## Goal of the exercise
Write the listing out again, all of it, word for word.

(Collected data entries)
* START *
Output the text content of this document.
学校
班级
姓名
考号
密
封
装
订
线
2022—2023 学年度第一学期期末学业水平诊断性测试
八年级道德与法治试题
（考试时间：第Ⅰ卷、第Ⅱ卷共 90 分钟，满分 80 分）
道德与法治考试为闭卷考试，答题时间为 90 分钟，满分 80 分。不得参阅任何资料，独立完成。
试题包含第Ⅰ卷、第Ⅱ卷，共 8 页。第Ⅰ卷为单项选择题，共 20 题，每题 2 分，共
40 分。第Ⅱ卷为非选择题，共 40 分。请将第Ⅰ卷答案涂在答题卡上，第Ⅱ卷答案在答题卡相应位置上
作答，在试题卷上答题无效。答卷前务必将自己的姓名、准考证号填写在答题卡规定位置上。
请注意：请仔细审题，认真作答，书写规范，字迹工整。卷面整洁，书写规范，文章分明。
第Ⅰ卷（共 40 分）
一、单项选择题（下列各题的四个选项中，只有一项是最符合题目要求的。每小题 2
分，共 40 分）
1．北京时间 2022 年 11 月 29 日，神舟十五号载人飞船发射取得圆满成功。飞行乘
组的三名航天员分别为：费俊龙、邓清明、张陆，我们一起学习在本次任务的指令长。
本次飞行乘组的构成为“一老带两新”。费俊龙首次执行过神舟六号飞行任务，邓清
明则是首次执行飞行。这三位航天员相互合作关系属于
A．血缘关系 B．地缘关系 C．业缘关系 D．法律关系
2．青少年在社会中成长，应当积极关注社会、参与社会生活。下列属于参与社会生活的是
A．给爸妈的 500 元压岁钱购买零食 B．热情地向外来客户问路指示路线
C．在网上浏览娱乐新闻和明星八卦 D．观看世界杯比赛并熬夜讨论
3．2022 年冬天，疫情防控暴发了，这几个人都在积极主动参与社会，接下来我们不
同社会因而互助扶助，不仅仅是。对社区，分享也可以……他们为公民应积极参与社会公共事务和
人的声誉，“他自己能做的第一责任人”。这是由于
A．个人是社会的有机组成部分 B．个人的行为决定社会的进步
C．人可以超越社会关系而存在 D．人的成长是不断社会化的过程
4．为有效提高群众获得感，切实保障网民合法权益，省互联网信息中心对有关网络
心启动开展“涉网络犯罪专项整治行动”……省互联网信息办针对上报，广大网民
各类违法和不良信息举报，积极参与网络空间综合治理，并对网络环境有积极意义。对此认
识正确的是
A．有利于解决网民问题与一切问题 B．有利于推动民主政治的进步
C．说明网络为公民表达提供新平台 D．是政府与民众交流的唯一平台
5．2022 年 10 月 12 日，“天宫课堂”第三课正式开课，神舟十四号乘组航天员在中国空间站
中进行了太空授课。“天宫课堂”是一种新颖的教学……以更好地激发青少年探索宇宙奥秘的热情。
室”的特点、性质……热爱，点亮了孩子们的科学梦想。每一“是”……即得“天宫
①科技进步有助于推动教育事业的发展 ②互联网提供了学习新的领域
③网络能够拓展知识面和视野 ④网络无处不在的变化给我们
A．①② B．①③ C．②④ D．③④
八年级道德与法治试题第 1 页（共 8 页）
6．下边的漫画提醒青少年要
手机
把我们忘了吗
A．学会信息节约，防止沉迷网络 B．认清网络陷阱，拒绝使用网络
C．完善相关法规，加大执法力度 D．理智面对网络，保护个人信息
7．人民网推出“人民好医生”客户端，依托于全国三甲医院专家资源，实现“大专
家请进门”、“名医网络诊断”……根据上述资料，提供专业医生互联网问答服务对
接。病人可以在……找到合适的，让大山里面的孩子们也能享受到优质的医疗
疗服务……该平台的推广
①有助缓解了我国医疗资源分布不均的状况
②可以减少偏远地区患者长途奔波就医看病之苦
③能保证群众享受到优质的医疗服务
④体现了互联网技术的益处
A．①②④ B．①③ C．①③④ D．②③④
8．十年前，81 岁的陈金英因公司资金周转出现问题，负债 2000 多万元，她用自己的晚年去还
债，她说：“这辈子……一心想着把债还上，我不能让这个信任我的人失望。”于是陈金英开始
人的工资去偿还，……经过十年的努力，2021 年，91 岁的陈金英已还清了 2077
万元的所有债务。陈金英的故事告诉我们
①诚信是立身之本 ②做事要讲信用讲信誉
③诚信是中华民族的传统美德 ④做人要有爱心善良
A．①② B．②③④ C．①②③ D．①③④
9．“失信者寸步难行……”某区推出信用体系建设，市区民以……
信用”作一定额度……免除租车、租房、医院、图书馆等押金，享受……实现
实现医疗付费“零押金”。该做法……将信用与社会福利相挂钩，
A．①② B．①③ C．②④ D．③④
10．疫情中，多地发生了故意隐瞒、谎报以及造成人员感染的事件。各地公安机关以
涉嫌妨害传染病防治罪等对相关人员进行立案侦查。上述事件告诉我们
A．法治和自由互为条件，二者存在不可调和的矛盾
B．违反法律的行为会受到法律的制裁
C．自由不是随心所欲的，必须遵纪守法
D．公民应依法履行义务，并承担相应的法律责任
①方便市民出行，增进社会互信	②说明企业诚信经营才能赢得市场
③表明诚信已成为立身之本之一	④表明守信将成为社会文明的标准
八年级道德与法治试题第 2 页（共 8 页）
* END *
## Output
Output the text content of this document.
学校
班级
姓名
考号
密
封
装
订
线
2022—2023 学年度第一学期期末学业水平诊断性测试
八年级道德与法治试题
（考试时间：第Ⅰ卷、第Ⅱ卷共 90 分钟，满分 80 分）
道德与法治考试为闭卷考试，答题时间为 90 分钟，满分 80 分。不得参阅任何资料，独立完成。
试题包含第Ⅰ卷、第Ⅱ卷，共 8 页。第Ⅰ卷为单项选择题，共 20 题，每题 2 分，共
40 分。第Ⅱ卷为非选择题，共 40 分。请将第Ⅰ卷答案涂在答题卡上，第Ⅱ卷答案在答题卡相应位置上
作答，在试题卷上答题无效。答卷前务必将自己的姓名、准考证号填写在答题卡规定位置上。
请注意：请仔细审题，认真作答，书写规范，字迹工整。卷面整洁，书写规范，文章分明。
第Ⅰ卷（共 40 分）
一、单项选择题（下列各题的四个选项中，只有一项是最符合题目要求的。每小题 2
分，共 40 分）
1．北京时间 2022 年 11 月 29 日，神舟十五号载人飞船发射取得圆满成功。飞行乘
组的三名航天员分别为：费俊龙、邓清明、张陆，我们一起学习在本次任务的指令长。
本次飞行乘组的构成为“一老带两新”。费俊龙首次执行过神舟六号飞行任务，邓清
明则是首次执行飞行。这三位航天员相互合作关系属于
A．血缘关系 B．地缘关系 C．业缘关系 D．法律关系
2．青少年在社会中成长，应当积极关注社会、参与社会生活。下列属于参与社会生活的是
A．给爸妈的 500 元压岁钱购买零食 B．热情地向外来客户问路指示路线
C．在网上浏览娱乐新闻和明星八卦 D．观看世界杯比赛并熬夜讨论
3．2022 年冬天，疫情防控暴发了，这几个人都在积极主动参与社会，接下来我们不
同社会因而互助扶助，不仅仅是。对社区，分享也可以……他们为公民应积极参与社会公共事务和
人的声誉，“他自己能做的第一责任人”。这是由于
A．个人是社会的有机组成部分 B．个人的行为决定社会的进步
C．人可以超越社会关系而存在 D．人的成长是不断社会化的过程
4．为有效提高群众获得感，切实保障网民合法权益，省互联网信息中心对有关网络
心启动开展“涉网络犯罪专项整治行动”……省互联网信息办针对上报，广大网民
各类违法和不良信息举报，积极参与网络空间综合治理，并对网络环境有积极意义。对此认
识正确的是
A．有利于解决网民问题与一切问题 B．有利于推动民主政治的进步
C．说明网络为公民表达提供新平台 D．是政府与民众交流的唯一平台
5．2022 年 10 月 12 日，“天宫课堂”第三课正式开课，神舟十四号乘组航天员在中国空间站
中进行了太空授课。“天宫课堂”是一种新颖的教学……以更好地激发青少年探索宇宙奥秘的热情。
室”的特点、性质……热爱，点亮了孩子们的科学梦想。每一“是”……即得“天宫
①科技进步有助于推动教育事业的发展 ②互联网提供了学习新的领域
③网络能够拓展知识面和视野 ④网络无处不在的变化给我们
A．①② B．①③ C．②④ D．③④
八年级道德与法治试题第 1 页（共 8 页）
6．下边的漫画提醒青少年要
手机
把我们忘了吗
A．学会信息节约，防止沉迷网络 B．认清网络陷阱，拒绝使用网络
C．完善相关法规，加大执法力度 D．理智面对网络，保护个人信息
7．人民网推出“人民好医生”客户端，依托于全国三甲医院专家资源，实现“大专
家请进门”、“名医网络诊断”……根据上述资料，提供专业医生互联网问答服务对
接。病人可以在……找到合适的，让大山里面的孩子们也能享受到优质的医疗
疗服务……该平台的推广
①有助缓解了我国医疗资源分布不均的状况
②可以减少偏远地区患者长途奔波就医看病之苦
③能保证群众享受到优质的医疗服务
④体现了互联网技术的益处
A．①②④ B．①③ C．①③④ D．②③④
8．十年前，81 岁的陈金英因公司资金周转出现问题，负债 2000 多万元，她用自己的晚年去还
债，她说：“这辈子……一心想着把债还上，我不能让这个信任我的人失望。”于是陈金英开始
人的工资去偿还，……经过十年的努力，2021 年，91 岁的陈金英已还清了 2077
万元的所有债务。陈金英的故事告诉我们
①诚信是立身之本 ②做事要讲信用讲信誉
③诚信是中华民族的传统美德 ④做人要有爱心善良
A．①② B．②③④ C．①②③ D．①③④
9．“失信者寸步难行……”某区推出信用体系建设，市区民以……
信用”作一定额度……免除租车、租房、医院、图书馆等押金，享受……实现
实现医疗付费“零押金”。该做法……将信用与社会福利相挂钩，
A．①② B．①③ C．②④ D．③④
10．疫情中，多地发生了故意隐瞒、谎报以及造成人员感染的事件。各地公安机关以
涉嫌妨害传染病防治罪等对相关人员进行立案侦查。上述事件告诉我们
A．法治和自由互为条件，二者存在不可调和的矛盾
B．违反法律的行为会受到法律的制裁
C．自由不是随心所欲的，必须遵纪守法
D．公民应依法履行义务，并承担相应的法律责任
①方便市民出行，增进社会互信	②说明企业诚信经营才能赢得市场
③表明诚信已成为立身之本之一	④表明守信将成为社会文明的标准
八年级道德与法治试题第 2 页（共 8 页）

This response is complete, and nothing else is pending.